## Goal
Write out the records below once more, exactly as they stand.

==*==

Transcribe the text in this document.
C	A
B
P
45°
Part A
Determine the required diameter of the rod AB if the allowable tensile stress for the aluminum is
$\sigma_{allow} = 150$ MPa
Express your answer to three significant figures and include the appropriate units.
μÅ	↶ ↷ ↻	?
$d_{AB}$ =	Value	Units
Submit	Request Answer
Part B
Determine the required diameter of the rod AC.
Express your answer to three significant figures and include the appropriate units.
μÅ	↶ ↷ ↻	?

==*==

## Solution
Transcribe the text in this document.
C	A
B
P
45°
Part A
Determine the required diameter of the rod AB if the allowable tensile stress for the aluminum is
$\sigma_{allow} = 150$ MPa
Express your answer to three significant figures and include the appropriate units.
μÅ	↶ ↷ ↻	?
$d_{AB}$ =	Value	Units
Submit	Request Answer
Part B
Determine the required diameter of the rod AC.
Express your answer to three significant figures and include the appropriate units.
μÅ	↶ ↷ ↻	?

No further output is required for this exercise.